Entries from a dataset
-- Start --

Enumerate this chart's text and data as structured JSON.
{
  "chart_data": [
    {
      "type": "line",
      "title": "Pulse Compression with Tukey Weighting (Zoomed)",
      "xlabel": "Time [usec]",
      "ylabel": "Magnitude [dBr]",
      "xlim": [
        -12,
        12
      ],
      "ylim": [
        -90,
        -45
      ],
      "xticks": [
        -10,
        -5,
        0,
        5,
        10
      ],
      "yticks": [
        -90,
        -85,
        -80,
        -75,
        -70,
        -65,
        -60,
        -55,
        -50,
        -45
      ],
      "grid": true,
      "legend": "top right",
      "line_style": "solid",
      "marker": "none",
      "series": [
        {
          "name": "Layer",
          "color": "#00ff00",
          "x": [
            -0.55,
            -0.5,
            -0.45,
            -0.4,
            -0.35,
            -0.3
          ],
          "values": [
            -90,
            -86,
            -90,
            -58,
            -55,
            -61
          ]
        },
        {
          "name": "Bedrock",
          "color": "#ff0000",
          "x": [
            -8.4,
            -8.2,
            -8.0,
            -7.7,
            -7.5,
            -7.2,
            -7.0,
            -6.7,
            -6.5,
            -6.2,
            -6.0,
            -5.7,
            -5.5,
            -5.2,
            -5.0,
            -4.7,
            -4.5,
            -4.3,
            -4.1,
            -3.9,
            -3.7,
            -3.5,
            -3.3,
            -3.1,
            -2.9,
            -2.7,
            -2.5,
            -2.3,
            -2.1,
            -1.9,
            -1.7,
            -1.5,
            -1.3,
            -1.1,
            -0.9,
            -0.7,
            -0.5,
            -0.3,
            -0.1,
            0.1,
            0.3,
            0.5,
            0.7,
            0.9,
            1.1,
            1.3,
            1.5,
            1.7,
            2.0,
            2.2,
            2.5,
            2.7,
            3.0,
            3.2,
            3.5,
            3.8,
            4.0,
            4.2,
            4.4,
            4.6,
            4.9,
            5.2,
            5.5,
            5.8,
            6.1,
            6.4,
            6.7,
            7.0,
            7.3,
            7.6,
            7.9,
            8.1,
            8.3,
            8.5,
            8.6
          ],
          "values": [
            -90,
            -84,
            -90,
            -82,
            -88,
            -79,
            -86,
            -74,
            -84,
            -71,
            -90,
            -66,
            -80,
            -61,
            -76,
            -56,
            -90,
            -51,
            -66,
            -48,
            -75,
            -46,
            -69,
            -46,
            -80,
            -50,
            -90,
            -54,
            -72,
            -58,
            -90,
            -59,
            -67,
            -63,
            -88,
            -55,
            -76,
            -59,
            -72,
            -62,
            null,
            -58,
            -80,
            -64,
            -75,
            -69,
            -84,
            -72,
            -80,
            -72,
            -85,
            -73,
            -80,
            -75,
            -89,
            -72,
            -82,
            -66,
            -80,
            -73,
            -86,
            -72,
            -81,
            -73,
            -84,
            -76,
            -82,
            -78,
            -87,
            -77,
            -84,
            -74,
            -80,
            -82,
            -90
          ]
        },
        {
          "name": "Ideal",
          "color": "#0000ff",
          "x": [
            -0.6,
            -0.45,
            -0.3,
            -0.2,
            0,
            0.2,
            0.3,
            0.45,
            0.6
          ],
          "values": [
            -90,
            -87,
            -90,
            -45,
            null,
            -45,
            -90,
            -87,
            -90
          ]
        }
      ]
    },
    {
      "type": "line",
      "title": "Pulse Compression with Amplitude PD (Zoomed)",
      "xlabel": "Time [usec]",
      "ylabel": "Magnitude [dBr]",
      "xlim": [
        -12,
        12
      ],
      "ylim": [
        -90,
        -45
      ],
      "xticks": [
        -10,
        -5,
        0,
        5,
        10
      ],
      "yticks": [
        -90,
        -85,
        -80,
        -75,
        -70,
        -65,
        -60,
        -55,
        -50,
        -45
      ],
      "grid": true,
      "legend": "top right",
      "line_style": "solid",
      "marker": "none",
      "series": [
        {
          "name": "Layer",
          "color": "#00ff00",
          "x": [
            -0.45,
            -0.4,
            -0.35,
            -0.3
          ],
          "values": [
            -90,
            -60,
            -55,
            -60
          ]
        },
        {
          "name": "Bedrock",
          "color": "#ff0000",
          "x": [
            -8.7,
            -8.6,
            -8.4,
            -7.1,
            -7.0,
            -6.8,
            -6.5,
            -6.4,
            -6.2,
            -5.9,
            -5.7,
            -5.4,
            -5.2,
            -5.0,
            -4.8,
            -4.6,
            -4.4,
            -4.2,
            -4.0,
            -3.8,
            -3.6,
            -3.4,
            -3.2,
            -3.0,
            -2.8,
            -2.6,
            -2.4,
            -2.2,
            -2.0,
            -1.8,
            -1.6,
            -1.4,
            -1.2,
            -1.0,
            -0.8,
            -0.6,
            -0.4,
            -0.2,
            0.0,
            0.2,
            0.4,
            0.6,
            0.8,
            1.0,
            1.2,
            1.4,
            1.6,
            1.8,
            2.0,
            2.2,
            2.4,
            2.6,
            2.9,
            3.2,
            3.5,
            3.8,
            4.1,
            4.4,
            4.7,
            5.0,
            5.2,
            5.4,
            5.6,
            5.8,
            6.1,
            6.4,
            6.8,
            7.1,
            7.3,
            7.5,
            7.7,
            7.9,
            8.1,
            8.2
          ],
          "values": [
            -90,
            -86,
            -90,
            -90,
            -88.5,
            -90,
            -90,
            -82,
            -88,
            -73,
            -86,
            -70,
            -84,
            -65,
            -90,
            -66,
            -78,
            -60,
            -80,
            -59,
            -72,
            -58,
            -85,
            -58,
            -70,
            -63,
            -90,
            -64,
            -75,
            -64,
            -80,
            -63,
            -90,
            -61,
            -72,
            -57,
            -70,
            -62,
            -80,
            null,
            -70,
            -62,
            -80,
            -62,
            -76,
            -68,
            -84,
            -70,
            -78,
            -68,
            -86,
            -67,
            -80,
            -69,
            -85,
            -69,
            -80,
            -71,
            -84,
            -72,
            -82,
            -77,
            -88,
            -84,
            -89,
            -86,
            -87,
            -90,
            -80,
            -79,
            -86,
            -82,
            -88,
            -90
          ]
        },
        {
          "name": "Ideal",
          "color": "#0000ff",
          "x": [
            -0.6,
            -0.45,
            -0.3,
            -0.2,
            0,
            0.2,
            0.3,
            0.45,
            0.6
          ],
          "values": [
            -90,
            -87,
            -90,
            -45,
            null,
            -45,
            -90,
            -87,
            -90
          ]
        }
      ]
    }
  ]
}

-- End --

*Task to complete*. Repeat the data above, word for word.

*The reply*.
Enumerate this chart's text and data as structured JSON.
{
  "chart_data": [
    {
      "type": "line",
      "title": "Pulse Compression with Tukey Weighting (Zoomed)",
      "xlabel": "Time [usec]",
      "ylabel": "Magnitude [dBr]",
      "xlim": [
        -12,
        12
      ],
      "ylim": [
        -90,
        -45
      ],
      "xticks": [
        -10,
        -5,
        0,
        5,
        10
      ],
      "yticks": [
        -90,
        -85,
        -80,
        -75,
        -70,
        -65,
        -60,
        -55,
        -50,
        -45
      ],
      "grid": true,
      "legend": "top right",
      "line_style": "solid",
      "marker": "none",
      "series": [
        {
          "name": "Layer",
          "color": "#00ff00",
          "x": [
            -0.55,
            -0.5,
            -0.45,
            -0.4,
            -0.35,
            -0.3
          ],
          "values": [
            -90,
            -86,
            -90,
            -58,
            -55,
            -61
          ]
        },
        {
          "name": "Bedrock",
          "color": "#ff0000",
          "x": [
            -8.4,
            -8.2,
            -8.0,
            -7.7,
            -7.5,
            -7.2,
            -7.0,
            -6.7,
            -6.5,
            -6.2,
            -6.0,
            -5.7,
            -5.5,
            -5.2,
            -5.0,
            -4.7,
            -4.5,
            -4.3,
            -4.1,
            -3.9,
            -3.7,
            -3.5,
            -3.3,
            -3.1,
            -2.9,
            -2.7,
            -2.5,
            -2.3,
            -2.1,
            -1.9,
            -1.7,
            -1.5,
            -1.3,
            -1.1,
            -0.9,
            -0.7,
            -0.5,
            -0.3,
            -0.1,
            0.1,
            0.3,
            0.5,
            0.7,
            0.9,
            1.1,
            1.3,
            1.5,
            1.7,
            2.0,
            2.2,
            2.5,
            2.7,
            3.0,
            3.2,
            3.5,
            3.8,
            4.0,
            4.2,
            4.4,
            4.6,
            4.9,
            5.2,
            5.5,
            5.8,
            6.1,
            6.4,
            6.7,
            7.0,
            7.3,
            7.6,
            7.9,
            8.1,
            8.3,
            8.5,
            8.6
          ],
          "values": [
            -90,
            -84,
            -90,
            -82,
            -88,
            -79,
            -86,
            -74,
            -84,
            -71,
            -90,
            -66,
            -80,
            -61,
            -76,
            -56,
            -90,
            -51,
            -66,
            -48,
            -75,
            -46,
            -69,
            -46,
            -80,
            -50,
            -90,
            -54,
            -72,
            -58,
            -90,
            -59,
            -67,
            -63,
            -88,
            -55,
            -76,
            -59,
            -72,
            -62,
            null,
            -58,
            -80,
            -64,
            -75,
            -69,
            -84,
            -72,
            -80,
            -72,
            -85,
            -73,
            -80,
            -75,
            -89,
            -72,
            -82,
            -66,
            -80,
            -73,
            -86,
            -72,
            -81,
            -73,
            -84,
            -76,
            -82,
            -78,
            -87,
            -77,
            -84,
            -74,
            -80,
            -82,
            -90
          ]
        },
        {
          "name": "Ideal",
          "color": "#0000ff",
          "x": [
            -0.6,
            -0.45,
            -0.3,
            -0.2,
            0,
            0.2,
            0.3,
            0.45,
            0.6
          ],
          "values": [
            -90,
            -87,
            -90,
            -45,
            null,
            -45,
            -90,
            -87,
            -90
          ]
        }
      ]
    },
    {
      "type": "line",
      "title": "Pulse Compression with Amplitude PD (Zoomed)",
      "xlabel": "Time [usec]",
      "ylabel": "Magnitude [dBr]",
      "xlim": [
        -12,
        12
      ],
      "ylim": [
        -90,
        -45
      ],
      "xticks": [
        -10,
        -5,
        0,
        5,
        10
      ],
      "yticks": [
        -90,
        -85,
        -80,
        -75,
        -70,
        -65,
        -60,
        -55,
        -50,
        -45
      ],
      "grid": true,
      "legend": "top right",
      "line_style": "solid",
      "marker": "none",
      "series": [
        {
          "name": "Layer",
          "color": "#00ff00",
          "x": [
            -0.45,
            -0.4,
            -0.35,
            -0.3
          ],
          "values": [
            -90,
            -60,
            -55,
            -60
          ]
        },
        {
          "name": "Bedrock",
          "color": "#ff0000",
          "x": [
            -8.7,
            -8.6,
            -8.4,
            -7.1,
            -7.0,
            -6.8,
            -6.5,
            -6.4,
            -6.2,
            -5.9,
            -5.7,
            -5.4,
            -5.2,
            -5.0,
            -4.8,
            -4.6,
            -4.4,
            -4.2,
            -4.0,
            -3.8,
            -3.6,
            -3.4,
            -3.2,
            -3.0,
            -2.8,
            -2.6,
            -2.4,
            -2.2,
            -2.0,
            -1.8,
            -1.6,
            -1.4,
            -1.2,
            -1.0,
            -0.8,
            -0.6,
            -0.4,
            -0.2,
            0.0,
            0.2,
            0.4,
            0.6,
            0.8,
            1.0,
            1.2,
            1.4,
            1.6,
            1.8,
            2.0,
            2.2,
            2.4,
            2.6,
            2.9,
            3.2,
            3.5,
            3.8,
            4.1,
            4.4,
            4.7,
            5.0,
            5.2,
            5.4,
            5.6,
            5.8,
            6.1,
            6.4,
            6.8,
            7.1,
            7.3,
            7.5,
            7.7,
            7.9,
            8.1,
            8.2
          ],
          "values": [
            -90,
            -86,
            -90,
            -90,
            -88.5,
            -90,
            -90,
            -82,
            -88,
            -73,
            -86,
            -70,
            -84,
            -65,
            -90,
            -66,
            -78,
            -60,
            -80,
            -59,
            -72,
            -58,
            -85,
            -58,
            -70,
            -63,
            -90,
            -64,
            -75,
            -64,
            -80,
            -63,
            -90,
            -61,
            -72,
            -57,
            -70,
            -62,
            -80,
            null,
            -70,
            -62,
            -80,
            -62,
            -76,
            -68,
            -84,
            -70,
            -78,
            -68,
            -86,
            -67,
            -80,
            -69,
            -85,
            -69,
            -80,
            -71,
            -84,
            -72,
            -82,
            -77,
            -88,
            -84,
            -89,
            -86,
            -87,
            -90,
            -80,
            -79,
            -86,
            -82,
            -88,
            -90
          ]
        },
        {
          "name": "Ideal",
          "color": "#0000ff",
          "x": [
            -0.6,
            -0.45,
            -0.3,
            -0.2,
            0,
            0.2,
            0.3,
            0.45,
            0.6
          ],
          "values": [
            -90,
            -87,
            -90,
            -45,
            null,
            -45,
            -90,
            -87,
            -90
          ]
        }
      ]
    }
  ]
}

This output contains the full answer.